Every line below that mentions the word "числа" should be copied out.

Data entries:
▽
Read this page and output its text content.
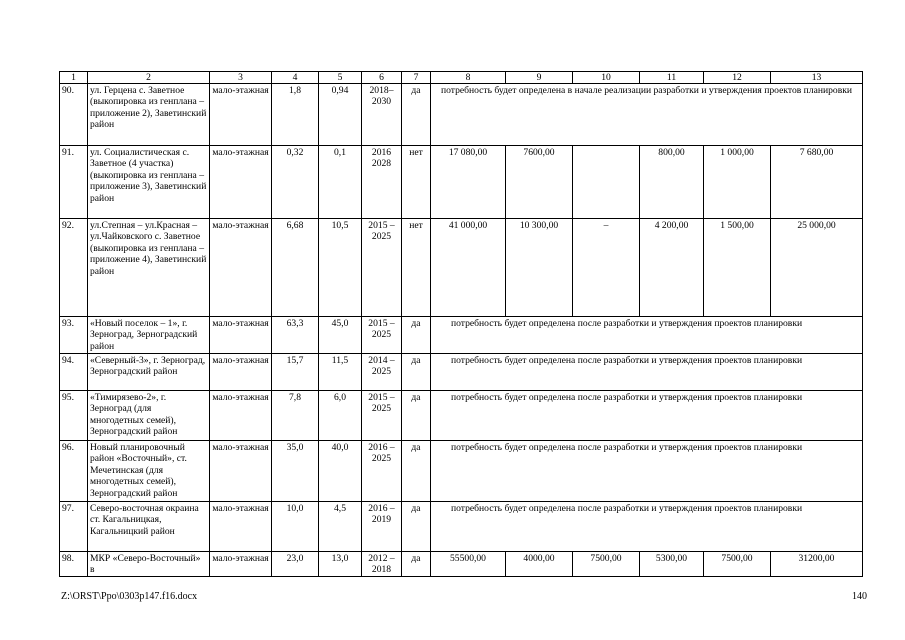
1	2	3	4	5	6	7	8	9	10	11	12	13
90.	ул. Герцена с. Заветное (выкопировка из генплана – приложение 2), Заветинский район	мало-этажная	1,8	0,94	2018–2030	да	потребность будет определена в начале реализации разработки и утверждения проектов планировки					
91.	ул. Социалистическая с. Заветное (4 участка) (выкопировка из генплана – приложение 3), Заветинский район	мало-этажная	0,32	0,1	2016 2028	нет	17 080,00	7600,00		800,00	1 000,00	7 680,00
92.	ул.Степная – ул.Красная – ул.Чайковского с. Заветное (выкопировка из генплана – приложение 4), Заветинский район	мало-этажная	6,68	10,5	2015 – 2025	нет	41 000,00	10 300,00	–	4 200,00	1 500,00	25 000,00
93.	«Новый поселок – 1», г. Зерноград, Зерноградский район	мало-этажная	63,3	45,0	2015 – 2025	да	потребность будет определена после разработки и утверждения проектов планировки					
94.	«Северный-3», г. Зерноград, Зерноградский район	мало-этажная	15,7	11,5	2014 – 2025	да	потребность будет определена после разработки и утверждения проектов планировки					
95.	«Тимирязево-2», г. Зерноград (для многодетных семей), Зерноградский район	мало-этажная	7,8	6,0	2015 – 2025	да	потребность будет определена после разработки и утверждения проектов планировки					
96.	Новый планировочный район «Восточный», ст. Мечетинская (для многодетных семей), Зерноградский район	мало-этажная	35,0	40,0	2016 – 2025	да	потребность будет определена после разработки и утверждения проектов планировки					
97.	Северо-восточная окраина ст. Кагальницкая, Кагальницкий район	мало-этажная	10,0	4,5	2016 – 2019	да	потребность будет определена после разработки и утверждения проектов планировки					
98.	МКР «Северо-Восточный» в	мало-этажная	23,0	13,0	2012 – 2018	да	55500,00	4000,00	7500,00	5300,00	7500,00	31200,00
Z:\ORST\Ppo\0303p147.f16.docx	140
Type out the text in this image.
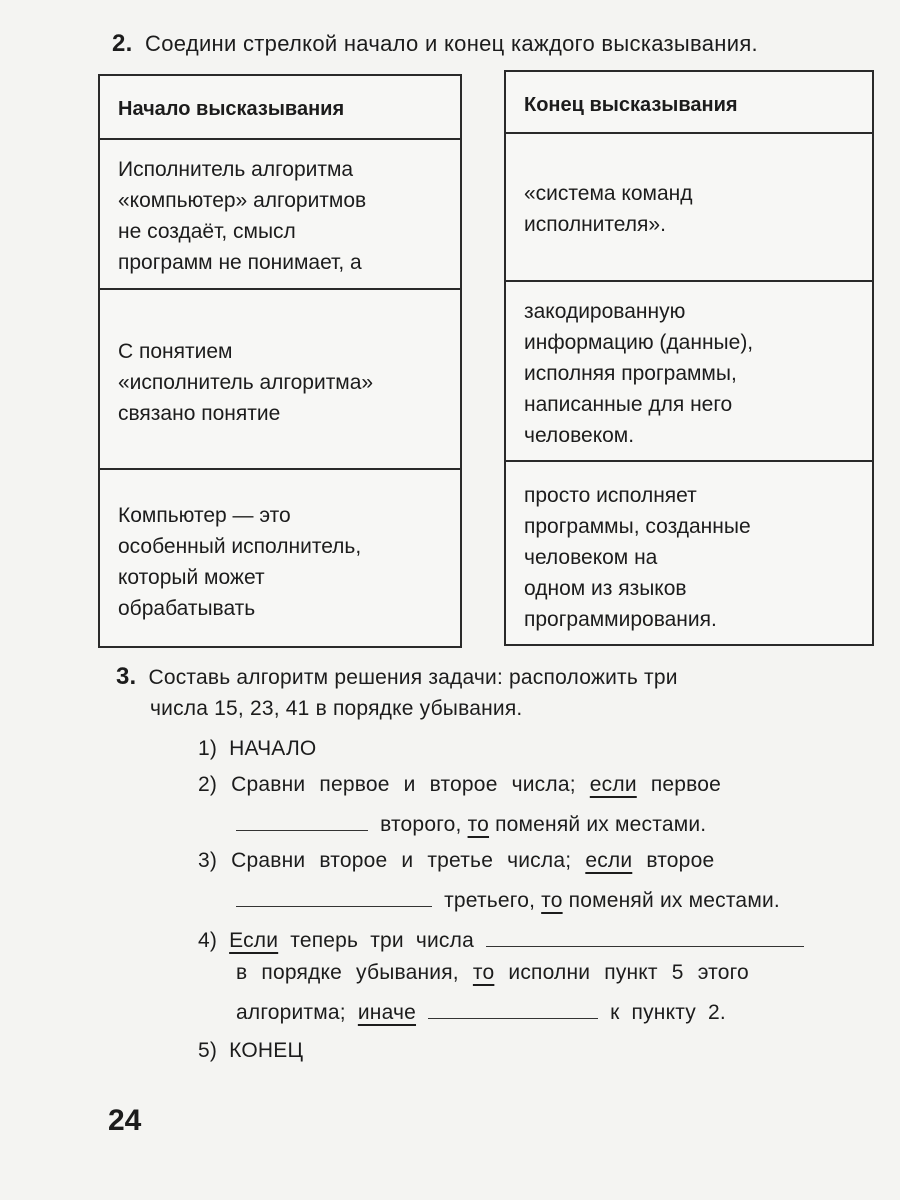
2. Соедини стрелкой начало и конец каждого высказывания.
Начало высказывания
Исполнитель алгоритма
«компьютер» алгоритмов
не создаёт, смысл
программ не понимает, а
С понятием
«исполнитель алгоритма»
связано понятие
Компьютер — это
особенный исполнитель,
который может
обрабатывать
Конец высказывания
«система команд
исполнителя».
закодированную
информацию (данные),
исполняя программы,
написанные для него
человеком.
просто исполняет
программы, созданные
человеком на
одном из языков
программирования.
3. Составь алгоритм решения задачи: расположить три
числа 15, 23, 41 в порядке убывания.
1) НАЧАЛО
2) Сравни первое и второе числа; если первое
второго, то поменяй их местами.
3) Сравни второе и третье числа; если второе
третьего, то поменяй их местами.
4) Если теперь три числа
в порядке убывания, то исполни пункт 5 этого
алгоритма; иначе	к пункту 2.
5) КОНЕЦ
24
△
RESULT OF THIS TASK =
числа 15, 23, 41 в порядке убывания.
2) Сравни первое и второе числа; если первое
3) Сравни второе и третье числа; если второе
4) Если теперь три числа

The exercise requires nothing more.